------ DATA PROVIDED ------

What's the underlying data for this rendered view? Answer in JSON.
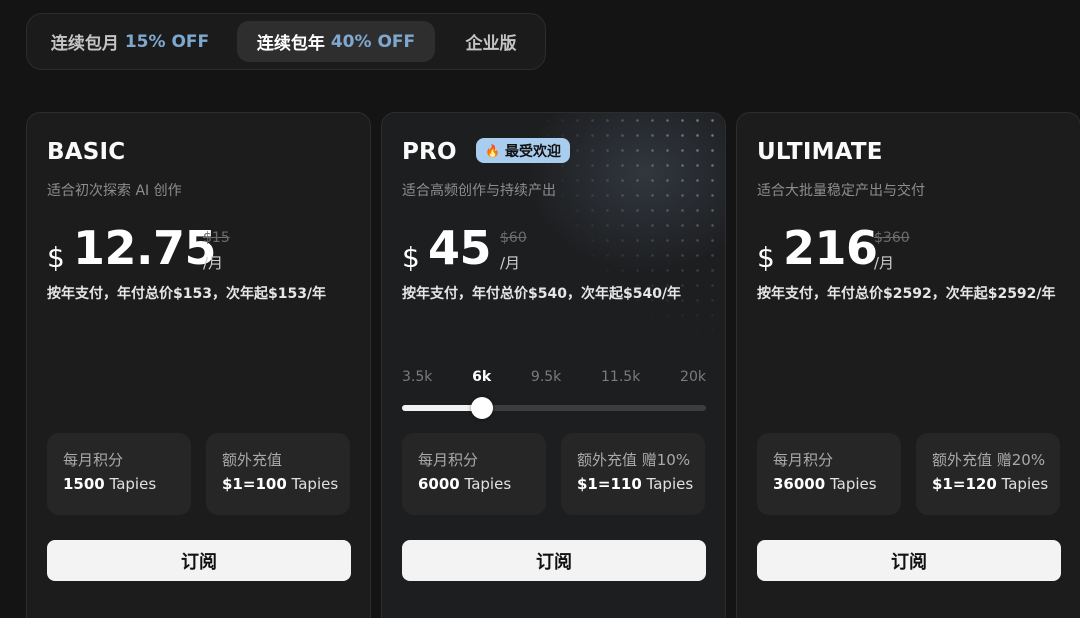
{
  "billing_tabs": [
    {
      "label": "连续包月",
      "discount": "15% OFF"
    },
    {
      "label": "连续包年",
      "discount": "40% OFF"
    },
    {
      "label": "企业版",
      "discount": ""
    }
  ],
  "active_tab": "连续包年",
  "plans": [
    {
      "name": "BASIC",
      "description": "适合初次探索 AI 创作",
      "currency": "$",
      "price": "12.75",
      "original_price": "$15",
      "unit": "/月",
      "billing_note": "按年支付，年付总价$153，次年起$153/年",
      "credits_title": "每月积分",
      "credits_amount": "1500",
      "credits_unit": "Tapies",
      "topup_title": "额外充值",
      "topup_rate": "$1=100",
      "topup_unit": "Tapies",
      "cta": "订阅"
    },
    {
      "name": "PRO",
      "badge": "最受欢迎",
      "badge_icon": "fire-icon",
      "description": "适合高频创作与持续产出",
      "currency": "$",
      "price": "45",
      "original_price": "$60",
      "unit": "/月",
      "billing_note": "按年支付，年付总价$540，次年起$540/年",
      "slider": {
        "ticks": [
          "3.5k",
          "6k",
          "9.5k",
          "11.5k",
          "20k"
        ],
        "selected": "6k",
        "selected_index": 1
      },
      "credits_title": "每月积分",
      "credits_amount": "6000",
      "credits_unit": "Tapies",
      "topup_title": "额外充值 赠10%",
      "topup_rate": "$1=110",
      "topup_unit": "Tapies",
      "cta": "订阅"
    },
    {
      "name": "ULTIMATE",
      "description": "适合大批量稳定产出与交付",
      "currency": "$",
      "price": "216",
      "original_price": "$360",
      "unit": "/月",
      "billing_note": "按年支付，年付总价$2592，次年起$2592/年",
      "credits_title": "每月积分",
      "credits_amount": "36000",
      "credits_unit": "Tapies",
      "topup_title": "额外充值 赠20%",
      "topup_rate": "$1=120",
      "topup_unit": "Tapies",
      "cta": "订阅"
    }
  ],
  "colors": {
    "background": "#141414",
    "card": "#1c1c1c",
    "discount": "#7fa8cf",
    "badge": "#a9cdee",
    "button": "#f3f3f3"
  }
}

------

Make an exact copy of the listing above. Do not include the pictures.

» **SOLUTION TO THE PROBLEM**:
What's the underlying data for this rendered view? Answer in JSON.
{
  "billing_tabs": [
    {
      "label": "连续包月",
      "discount": "15% OFF"
    },
    {
      "label": "连续包年",
      "discount": "40% OFF"
    },
    {
      "label": "企业版",
      "discount": ""
    }
  ],
  "active_tab": "连续包年",
  "plans": [
    {
      "name": "BASIC",
      "description": "适合初次探索 AI 创作",
      "currency": "$",
      "price": "12.75",
      "original_price": "$15",
      "unit": "/月",
      "billing_note": "按年支付，年付总价$153，次年起$153/年",
      "credits_title": "每月积分",
      "credits_amount": "1500",
      "credits_unit": "Tapies",
      "topup_title": "额外充值",
      "topup_rate": "$1=100",
      "topup_unit": "Tapies",
      "cta": "订阅"
    },
    {
      "name": "PRO",
      "badge": "最受欢迎",
      "badge_icon": "fire-icon",
      "description": "适合高频创作与持续产出",
      "currency": "$",
      "price": "45",
      "original_price": "$60",
      "unit": "/月",
      "billing_note": "按年支付，年付总价$540，次年起$540/年",
      "slider": {
        "ticks": [
          "3.5k",
          "6k",
          "9.5k",
          "11.5k",
          "20k"
        ],
        "selected": "6k",
        "selected_index": 1
      },
      "credits_title": "每月积分",
      "credits_amount": "6000",
      "credits_unit": "Tapies",
      "topup_title": "额外充值 赠10%",
      "topup_rate": "$1=110",
      "topup_unit": "Tapies",
      "cta": "订阅"
    },
    {
      "name": "ULTIMATE",
      "description": "适合大批量稳定产出与交付",
      "currency": "$",
      "price": "216",
      "original_price": "$360",
      "unit": "/月",
      "billing_note": "按年支付，年付总价$2592，次年起$2592/年",
      "credits_title": "每月积分",
      "credits_amount": "36000",
      "credits_unit": "Tapies",
      "topup_title": "额外充值 赠20%",
      "topup_rate": "$1=120",
      "topup_unit": "Tapies",
      "cta": "订阅"
    }
  ],
  "colors": {
    "background": "#141414",
    "card": "#1c1c1c",
    "discount": "#7fa8cf",
    "badge": "#a9cdee",
    "button": "#f3f3f3"
  }
}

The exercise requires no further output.